* **Data for this task**:
* BEGIN *

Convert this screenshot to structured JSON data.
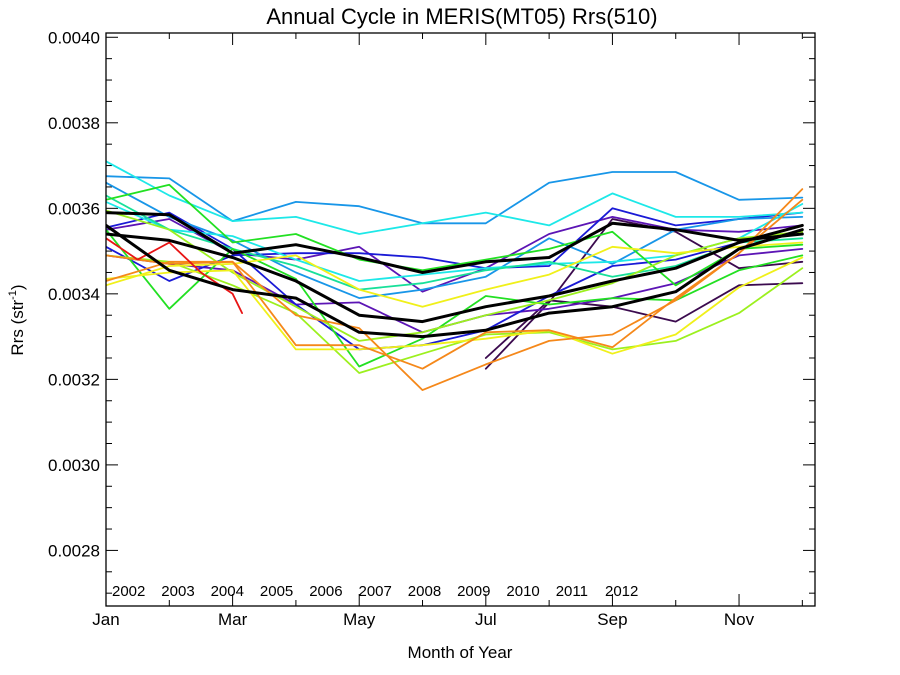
{
  "chart_data": {
    "type": "line",
    "title": "Annual Cycle in MERIS(MT05) Rrs(510)",
    "xlabel": "Month of Year",
    "ylabel": {
      "base": "Rrs (str",
      "sup": "-1",
      "close": ")"
    },
    "xlim": [
      1,
      12.2
    ],
    "ylim": [
      0.00267,
      0.00401
    ],
    "x_tick_labels": [
      {
        "month": 1,
        "label": "Jan"
      },
      {
        "month": 3,
        "label": "Mar"
      },
      {
        "month": 5,
        "label": "May"
      },
      {
        "month": 7,
        "label": "Jul"
      },
      {
        "month": 9,
        "label": "Sep"
      },
      {
        "month": 11,
        "label": "Nov"
      }
    ],
    "y_tick_labels": [
      {
        "value": 0.0028,
        "label": "0.0028"
      },
      {
        "value": 0.003,
        "label": "0.0030"
      },
      {
        "value": 0.0032,
        "label": "0.0032"
      },
      {
        "value": 0.0034,
        "label": "0.0034"
      },
      {
        "value": 0.0036,
        "label": "0.0036"
      },
      {
        "value": 0.0038,
        "label": "0.0038"
      },
      {
        "value": 0.004,
        "label": "0.0040"
      }
    ],
    "legend_placement": "bottom-left",
    "legend": [
      {
        "label": "2002",
        "color": "#3b0a4e"
      },
      {
        "label": "2003",
        "color": "#5c15b5"
      },
      {
        "label": "2004",
        "color": "#1a1ad6"
      },
      {
        "label": "2005",
        "color": "#1896e8"
      },
      {
        "label": "2006",
        "color": "#1de8e8"
      },
      {
        "label": "2007",
        "color": "#18e09a"
      },
      {
        "label": "2008",
        "color": "#22e022"
      },
      {
        "label": "2009",
        "color": "#9cf01e"
      },
      {
        "label": "2010",
        "color": "#f0f01a"
      },
      {
        "label": "2011",
        "color": "#f5881a"
      },
      {
        "label": "2012",
        "color": "#e81414"
      }
    ],
    "series": [
      {
        "color": "#3b0a4e",
        "width": 1.8,
        "x": [
          7,
          8,
          9,
          10,
          11,
          12
        ],
        "y": [
          0.003225,
          0.00338,
          0.003575,
          0.003545,
          0.00346,
          0.003475
        ]
      },
      {
        "color": "#3b0a4e",
        "width": 1.8,
        "x": [
          7,
          8,
          9,
          10,
          11,
          12
        ],
        "y": [
          0.00325,
          0.003385,
          0.00337,
          0.003335,
          0.00342,
          0.003425
        ]
      },
      {
        "color": "#5c15b5",
        "width": 1.8,
        "x": [
          1,
          2,
          3,
          4,
          5,
          6,
          7,
          8,
          9,
          10,
          11,
          12
        ],
        "y": [
          0.00355,
          0.003575,
          0.003495,
          0.00348,
          0.00351,
          0.003405,
          0.00346,
          0.00354,
          0.00358,
          0.00355,
          0.003545,
          0.00356
        ]
      },
      {
        "color": "#5c15b5",
        "width": 1.8,
        "x": [
          1,
          2,
          3,
          4,
          5,
          6,
          7,
          8,
          9,
          10,
          11,
          12
        ],
        "y": [
          0.00349,
          0.00347,
          0.003455,
          0.003375,
          0.00338,
          0.00331,
          0.00335,
          0.003365,
          0.00339,
          0.003425,
          0.00349,
          0.003505
        ]
      },
      {
        "color": "#1a1ad6",
        "width": 1.8,
        "x": [
          1,
          2,
          3,
          4,
          5,
          6,
          7,
          8,
          9,
          10,
          11,
          12
        ],
        "y": [
          0.003555,
          0.00359,
          0.003505,
          0.003375,
          0.00327,
          0.00328,
          0.003315,
          0.003395,
          0.003465,
          0.00348,
          0.00352,
          0.00356
        ]
      },
      {
        "color": "#1a1ad6",
        "width": 1.8,
        "x": [
          1,
          2,
          3,
          4,
          5,
          6,
          7,
          8,
          9,
          10,
          11,
          12
        ],
        "y": [
          0.00351,
          0.00343,
          0.00349,
          0.003495,
          0.003495,
          0.003485,
          0.00346,
          0.003465,
          0.0036,
          0.00356,
          0.003575,
          0.00359
        ]
      },
      {
        "color": "#1896e8",
        "width": 1.8,
        "x": [
          1,
          2,
          3,
          4,
          5,
          6,
          7,
          8,
          9,
          10,
          11,
          12
        ],
        "y": [
          0.003675,
          0.00367,
          0.00357,
          0.003615,
          0.003605,
          0.003565,
          0.003565,
          0.00366,
          0.003685,
          0.003685,
          0.00362,
          0.003625
        ]
      },
      {
        "color": "#1896e8",
        "width": 1.8,
        "x": [
          1,
          2,
          3,
          4,
          5,
          6,
          7,
          8,
          9,
          10,
          11,
          12
        ],
        "y": [
          0.00366,
          0.00358,
          0.003525,
          0.00345,
          0.00339,
          0.00341,
          0.00344,
          0.00353,
          0.00347,
          0.00355,
          0.003575,
          0.00358
        ]
      },
      {
        "color": "#1de8e8",
        "width": 1.8,
        "x": [
          1,
          2,
          3,
          4,
          5,
          6,
          7,
          8,
          9,
          10,
          11,
          12
        ],
        "y": [
          0.00371,
          0.00363,
          0.00357,
          0.00358,
          0.00354,
          0.003565,
          0.00359,
          0.00356,
          0.003635,
          0.00358,
          0.00358,
          0.00359
        ]
      },
      {
        "color": "#1de8e8",
        "width": 1.8,
        "x": [
          1,
          2,
          3,
          4,
          5,
          6,
          7,
          8,
          9,
          10,
          11,
          12
        ],
        "y": [
          0.003615,
          0.00355,
          0.003535,
          0.00348,
          0.00343,
          0.003445,
          0.00346,
          0.00347,
          0.003475,
          0.00349,
          0.00353,
          0.00361
        ]
      },
      {
        "color": "#18e09a",
        "width": 1.8,
        "x": [
          1,
          2,
          3,
          4,
          5,
          6,
          7,
          8,
          9,
          10,
          11,
          12
        ],
        "y": [
          0.00363,
          0.00355,
          0.003505,
          0.003465,
          0.00341,
          0.003425,
          0.003455,
          0.003475,
          0.00344,
          0.003465,
          0.00352,
          0.00353
        ]
      },
      {
        "color": "#22e022",
        "width": 1.8,
        "x": [
          1,
          2,
          3,
          4,
          5,
          6,
          7,
          8,
          9,
          10,
          11,
          12
        ],
        "y": [
          0.00362,
          0.003655,
          0.00352,
          0.00354,
          0.00348,
          0.003455,
          0.00348,
          0.003505,
          0.003545,
          0.00342,
          0.003505,
          0.003515
        ]
      },
      {
        "color": "#22e022",
        "width": 1.8,
        "x": [
          1,
          2,
          3,
          4,
          5,
          6,
          7,
          8,
          9,
          10,
          11,
          12
        ],
        "y": [
          0.00355,
          0.003365,
          0.003505,
          0.003435,
          0.00323,
          0.003295,
          0.003395,
          0.003375,
          0.00339,
          0.003385,
          0.003455,
          0.00349
        ]
      },
      {
        "color": "#9cf01e",
        "width": 1.8,
        "x": [
          1,
          2,
          3,
          4,
          5,
          6,
          7,
          8,
          9,
          10,
          11,
          12
        ],
        "y": [
          0.003595,
          0.00355,
          0.00345,
          0.00337,
          0.00329,
          0.00331,
          0.00335,
          0.003385,
          0.003425,
          0.00349,
          0.00353,
          0.003545
        ]
      },
      {
        "color": "#9cf01e",
        "width": 1.8,
        "x": [
          1,
          2,
          3,
          4,
          5,
          6,
          7,
          8,
          9,
          10,
          11,
          12
        ],
        "y": [
          0.00349,
          0.003475,
          0.00342,
          0.003355,
          0.003215,
          0.00326,
          0.003305,
          0.00331,
          0.00327,
          0.00329,
          0.003355,
          0.00346
        ]
      },
      {
        "color": "#f0f01a",
        "width": 1.8,
        "x": [
          1,
          2,
          3,
          4,
          5,
          6,
          7,
          8,
          9,
          10,
          11,
          12
        ],
        "y": [
          0.00342,
          0.003465,
          0.00347,
          0.00349,
          0.00341,
          0.00337,
          0.00341,
          0.003445,
          0.00351,
          0.003495,
          0.00351,
          0.00352
        ]
      },
      {
        "color": "#f0f01a",
        "width": 1.8,
        "x": [
          1,
          2,
          3,
          4,
          5,
          6,
          7,
          8,
          9,
          10,
          11,
          12
        ],
        "y": [
          0.003435,
          0.00345,
          0.003455,
          0.00327,
          0.00327,
          0.00328,
          0.003295,
          0.003315,
          0.00326,
          0.003305,
          0.003415,
          0.003485
        ]
      },
      {
        "color": "#f5881a",
        "width": 1.8,
        "x": [
          1,
          2,
          3,
          4,
          5,
          6,
          7,
          8,
          9,
          10,
          11,
          12
        ],
        "y": [
          0.00349,
          0.00347,
          0.003475,
          0.00335,
          0.00332,
          0.003175,
          0.003235,
          0.00329,
          0.003305,
          0.003385,
          0.003495,
          0.003645
        ]
      },
      {
        "color": "#f5881a",
        "width": 1.8,
        "x": [
          1,
          2,
          3,
          4,
          5,
          6,
          7,
          8,
          9,
          10,
          11,
          12
        ],
        "y": [
          0.00343,
          0.003475,
          0.003475,
          0.00328,
          0.00328,
          0.003225,
          0.00331,
          0.003315,
          0.003275,
          0.00339,
          0.003495,
          0.00362
        ]
      },
      {
        "color": "#e81414",
        "width": 1.8,
        "x": [
          1,
          1.5,
          2,
          2.5,
          3,
          3.15
        ],
        "y": [
          0.00353,
          0.00348,
          0.00352,
          0.00345,
          0.0034,
          0.003355
        ]
      },
      {
        "color": "#000000",
        "width": 3,
        "x": [
          1,
          2,
          3,
          4,
          5,
          6,
          7,
          8,
          9,
          10,
          11,
          12
        ],
        "y": [
          0.00359,
          0.003585,
          0.003495,
          0.003515,
          0.003485,
          0.00345,
          0.003475,
          0.003485,
          0.003565,
          0.00355,
          0.003525,
          0.00354
        ]
      },
      {
        "color": "#000000",
        "width": 3,
        "x": [
          1,
          2,
          3,
          4,
          5,
          6,
          7,
          8,
          9,
          10,
          11,
          12
        ],
        "y": [
          0.00354,
          0.003525,
          0.003485,
          0.00343,
          0.00335,
          0.003335,
          0.00337,
          0.003395,
          0.00343,
          0.00346,
          0.00352,
          0.00356
        ]
      },
      {
        "color": "#000000",
        "width": 3,
        "x": [
          1,
          2,
          3,
          4,
          5,
          6,
          7,
          8,
          9,
          10,
          11,
          12
        ],
        "y": [
          0.00356,
          0.003455,
          0.00341,
          0.00339,
          0.00331,
          0.0033,
          0.003315,
          0.003355,
          0.00337,
          0.003405,
          0.003505,
          0.00355
        ]
      }
    ]
  }
}
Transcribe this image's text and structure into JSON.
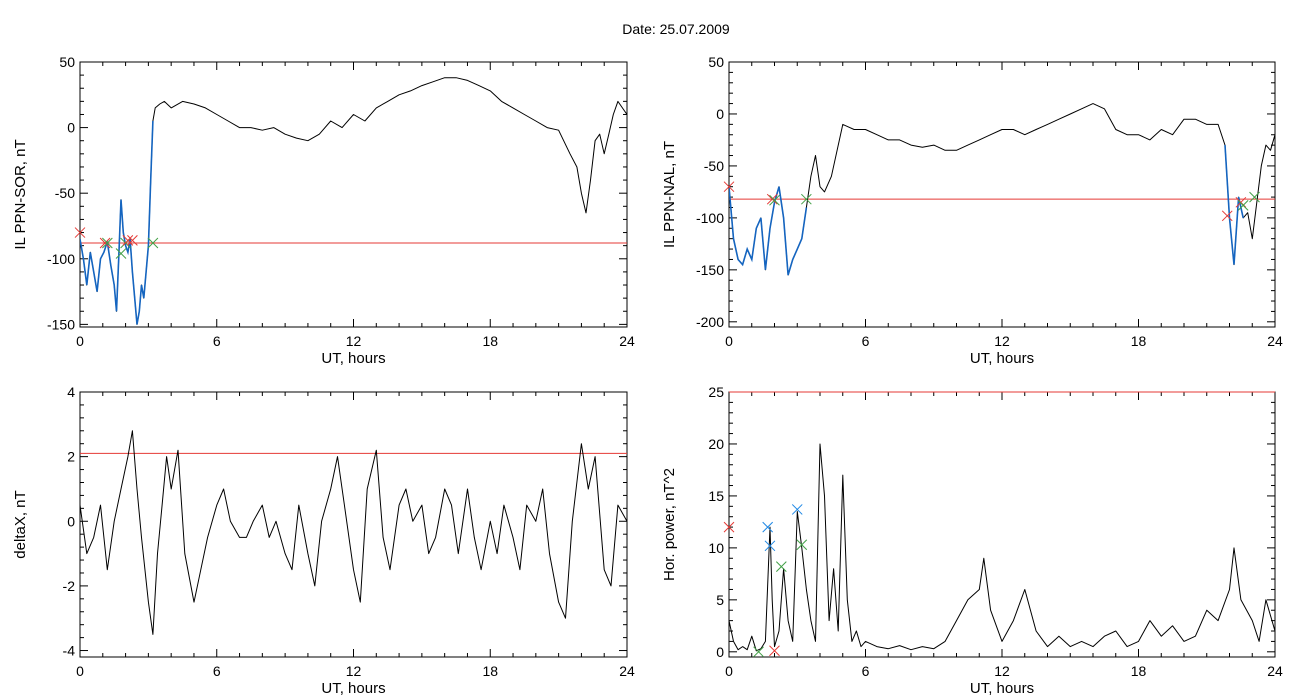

* END *

* **Objective**:
Which lines contain the word "JSON"? Copy each one.

* **Worked solution**:
Convert this screenshot to structured JSON data.
Transcribe this image's text and structure into JSON.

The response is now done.